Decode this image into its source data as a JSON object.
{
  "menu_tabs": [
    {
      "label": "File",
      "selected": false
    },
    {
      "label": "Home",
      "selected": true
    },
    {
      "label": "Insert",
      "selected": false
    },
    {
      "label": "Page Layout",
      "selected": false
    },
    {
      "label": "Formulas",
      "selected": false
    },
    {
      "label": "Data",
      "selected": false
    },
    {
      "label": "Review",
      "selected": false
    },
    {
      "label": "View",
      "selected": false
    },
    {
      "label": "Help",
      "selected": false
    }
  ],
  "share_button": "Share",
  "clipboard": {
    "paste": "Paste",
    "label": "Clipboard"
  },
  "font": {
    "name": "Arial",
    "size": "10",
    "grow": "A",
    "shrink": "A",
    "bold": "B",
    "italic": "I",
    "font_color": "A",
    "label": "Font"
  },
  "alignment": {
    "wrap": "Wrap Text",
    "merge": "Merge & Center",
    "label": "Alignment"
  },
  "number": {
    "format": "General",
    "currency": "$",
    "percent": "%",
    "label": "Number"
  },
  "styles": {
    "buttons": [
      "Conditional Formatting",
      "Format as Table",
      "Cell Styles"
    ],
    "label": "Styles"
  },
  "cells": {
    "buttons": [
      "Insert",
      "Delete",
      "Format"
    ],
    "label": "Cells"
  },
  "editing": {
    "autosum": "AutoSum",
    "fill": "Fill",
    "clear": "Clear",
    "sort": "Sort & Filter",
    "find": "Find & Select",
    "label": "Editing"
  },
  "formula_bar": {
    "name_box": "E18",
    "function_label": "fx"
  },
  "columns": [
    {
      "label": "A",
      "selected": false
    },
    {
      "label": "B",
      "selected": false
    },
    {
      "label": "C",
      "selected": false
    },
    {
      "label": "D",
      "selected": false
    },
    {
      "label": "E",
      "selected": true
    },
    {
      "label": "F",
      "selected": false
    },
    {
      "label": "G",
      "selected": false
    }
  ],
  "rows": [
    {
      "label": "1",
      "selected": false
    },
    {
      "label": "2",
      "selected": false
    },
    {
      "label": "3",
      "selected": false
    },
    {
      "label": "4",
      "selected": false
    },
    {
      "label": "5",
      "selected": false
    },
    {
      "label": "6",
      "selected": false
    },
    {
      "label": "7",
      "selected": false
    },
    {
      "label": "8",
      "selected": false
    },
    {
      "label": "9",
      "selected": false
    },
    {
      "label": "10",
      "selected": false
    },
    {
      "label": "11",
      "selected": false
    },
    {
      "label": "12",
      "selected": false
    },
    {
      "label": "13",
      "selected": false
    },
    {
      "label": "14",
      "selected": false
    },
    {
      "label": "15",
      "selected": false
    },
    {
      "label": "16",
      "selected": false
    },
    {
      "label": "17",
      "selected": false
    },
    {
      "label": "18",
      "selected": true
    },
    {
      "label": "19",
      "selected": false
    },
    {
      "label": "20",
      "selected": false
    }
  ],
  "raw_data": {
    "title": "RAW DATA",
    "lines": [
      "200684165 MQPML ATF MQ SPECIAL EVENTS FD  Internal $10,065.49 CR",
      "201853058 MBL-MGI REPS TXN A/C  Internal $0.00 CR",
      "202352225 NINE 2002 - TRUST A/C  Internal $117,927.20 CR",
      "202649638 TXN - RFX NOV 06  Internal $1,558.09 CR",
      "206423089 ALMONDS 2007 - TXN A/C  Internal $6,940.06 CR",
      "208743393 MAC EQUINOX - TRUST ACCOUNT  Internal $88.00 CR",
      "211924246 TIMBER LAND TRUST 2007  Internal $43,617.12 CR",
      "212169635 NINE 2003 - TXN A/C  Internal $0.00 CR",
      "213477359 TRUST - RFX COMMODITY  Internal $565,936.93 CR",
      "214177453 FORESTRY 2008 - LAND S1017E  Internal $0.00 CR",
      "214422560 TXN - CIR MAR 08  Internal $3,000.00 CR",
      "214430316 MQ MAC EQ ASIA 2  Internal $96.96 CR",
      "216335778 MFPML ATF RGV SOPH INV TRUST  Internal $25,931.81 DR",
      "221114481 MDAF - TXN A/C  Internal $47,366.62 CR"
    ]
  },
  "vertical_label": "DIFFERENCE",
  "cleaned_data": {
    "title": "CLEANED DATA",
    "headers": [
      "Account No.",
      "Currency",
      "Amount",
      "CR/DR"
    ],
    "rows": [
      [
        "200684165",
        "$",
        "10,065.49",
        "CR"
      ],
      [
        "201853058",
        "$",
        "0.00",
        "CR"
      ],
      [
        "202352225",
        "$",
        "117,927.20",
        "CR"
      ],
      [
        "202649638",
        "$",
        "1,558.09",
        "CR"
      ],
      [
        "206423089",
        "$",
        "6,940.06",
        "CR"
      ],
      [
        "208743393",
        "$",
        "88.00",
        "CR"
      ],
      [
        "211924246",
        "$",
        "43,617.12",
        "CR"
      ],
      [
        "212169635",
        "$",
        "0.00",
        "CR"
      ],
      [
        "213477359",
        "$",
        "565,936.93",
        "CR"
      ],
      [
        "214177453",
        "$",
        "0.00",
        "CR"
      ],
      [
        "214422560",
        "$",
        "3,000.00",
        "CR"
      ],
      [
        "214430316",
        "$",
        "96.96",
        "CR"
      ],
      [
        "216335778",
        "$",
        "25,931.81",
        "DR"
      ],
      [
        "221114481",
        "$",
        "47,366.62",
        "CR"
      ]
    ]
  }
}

## Challenge
Write down all the entries again without a single difference.

## Response below
Decode this image into its source data as a JSON object.
{
  "menu_tabs": [
    {
      "label": "File",
      "selected": false
    },
    {
      "label": "Home",
      "selected": true
    },
    {
      "label": "Insert",
      "selected": false
    },
    {
      "label": "Page Layout",
      "selected": false
    },
    {
      "label": "Formulas",
      "selected": false
    },
    {
      "label": "Data",
      "selected": false
    },
    {
      "label": "Review",
      "selected": false
    },
    {
      "label": "View",
      "selected": false
    },
    {
      "label": "Help",
      "selected": false
    }
  ],
  "share_button": "Share",
  "clipboard": {
    "paste": "Paste",
    "label": "Clipboard"
  },
  "font": {
    "name": "Arial",
    "size": "10",
    "grow": "A",
    "shrink": "A",
    "bold": "B",
    "italic": "I",
    "font_color": "A",
    "label": "Font"
  },
  "alignment": {
    "wrap": "Wrap Text",
    "merge": "Merge & Center",
    "label": "Alignment"
  },
  "number": {
    "format": "General",
    "currency": "$",
    "percent": "%",
    "label": "Number"
  },
  "styles": {
    "buttons": [
      "Conditional Formatting",
      "Format as Table",
      "Cell Styles"
    ],
    "label": "Styles"
  },
  "cells": {
    "buttons": [
      "Insert",
      "Delete",
      "Format"
    ],
    "label": "Cells"
  },
  "editing": {
    "autosum": "AutoSum",
    "fill": "Fill",
    "clear": "Clear",
    "sort": "Sort & Filter",
    "find": "Find & Select",
    "label": "Editing"
  },
  "formula_bar": {
    "name_box": "E18",
    "function_label": "fx"
  },
  "columns": [
    {
      "label": "A",
      "selected": false
    },
    {
      "label": "B",
      "selected": false
    },
    {
      "label": "C",
      "selected": false
    },
    {
      "label": "D",
      "selected": false
    },
    {
      "label": "E",
      "selected": true
    },
    {
      "label": "F",
      "selected": false
    },
    {
      "label": "G",
      "selected": false
    }
  ],
  "rows": [
    {
      "label": "1",
      "selected": false
    },
    {
      "label": "2",
      "selected": false
    },
    {
      "label": "3",
      "selected": false
    },
    {
      "label": "4",
      "selected": false
    },
    {
      "label": "5",
      "selected": false
    },
    {
      "label": "6",
      "selected": false
    },
    {
      "label": "7",
      "selected": false
    },
    {
      "label": "8",
      "selected": false
    },
    {
      "label": "9",
      "selected": false
    },
    {
      "label": "10",
      "selected": false
    },
    {
      "label": "11",
      "selected": false
    },
    {
      "label": "12",
      "selected": false
    },
    {
      "label": "13",
      "selected": false
    },
    {
      "label": "14",
      "selected": false
    },
    {
      "label": "15",
      "selected": false
    },
    {
      "label": "16",
      "selected": false
    },
    {
      "label": "17",
      "selected": false
    },
    {
      "label": "18",
      "selected": true
    },
    {
      "label": "19",
      "selected": false
    },
    {
      "label": "20",
      "selected": false
    }
  ],
  "raw_data": {
    "title": "RAW DATA",
    "lines": [
      "200684165 MQPML ATF MQ SPECIAL EVENTS FD  Internal $10,065.49 CR",
      "201853058 MBL-MGI REPS TXN A/C  Internal $0.00 CR",
      "202352225 NINE 2002 - TRUST A/C  Internal $117,927.20 CR",
      "202649638 TXN - RFX NOV 06  Internal $1,558.09 CR",
      "206423089 ALMONDS 2007 - TXN A/C  Internal $6,940.06 CR",
      "208743393 MAC EQUINOX - TRUST ACCOUNT  Internal $88.00 CR",
      "211924246 TIMBER LAND TRUST 2007  Internal $43,617.12 CR",
      "212169635 NINE 2003 - TXN A/C  Internal $0.00 CR",
      "213477359 TRUST - RFX COMMODITY  Internal $565,936.93 CR",
      "214177453 FORESTRY 2008 - LAND S1017E  Internal $0.00 CR",
      "214422560 TXN - CIR MAR 08  Internal $3,000.00 CR",
      "214430316 MQ MAC EQ ASIA 2  Internal $96.96 CR",
      "216335778 MFPML ATF RGV SOPH INV TRUST  Internal $25,931.81 DR",
      "221114481 MDAF - TXN A/C  Internal $47,366.62 CR"
    ]
  },
  "vertical_label": "DIFFERENCE",
  "cleaned_data": {
    "title": "CLEANED DATA",
    "headers": [
      "Account No.",
      "Currency",
      "Amount",
      "CR/DR"
    ],
    "rows": [
      [
        "200684165",
        "$",
        "10,065.49",
        "CR"
      ],
      [
        "201853058",
        "$",
        "0.00",
        "CR"
      ],
      [
        "202352225",
        "$",
        "117,927.20",
        "CR"
      ],
      [
        "202649638",
        "$",
        "1,558.09",
        "CR"
      ],
      [
        "206423089",
        "$",
        "6,940.06",
        "CR"
      ],
      [
        "208743393",
        "$",
        "88.00",
        "CR"
      ],
      [
        "211924246",
        "$",
        "43,617.12",
        "CR"
      ],
      [
        "212169635",
        "$",
        "0.00",
        "CR"
      ],
      [
        "213477359",
        "$",
        "565,936.93",
        "CR"
      ],
      [
        "214177453",
        "$",
        "0.00",
        "CR"
      ],
      [
        "214422560",
        "$",
        "3,000.00",
        "CR"
      ],
      [
        "214430316",
        "$",
        "96.96",
        "CR"
      ],
      [
        "216335778",
        "$",
        "25,931.81",
        "DR"
      ],
      [
        "221114481",
        "$",
        "47,366.62",
        "CR"
      ]
    ]
  }
}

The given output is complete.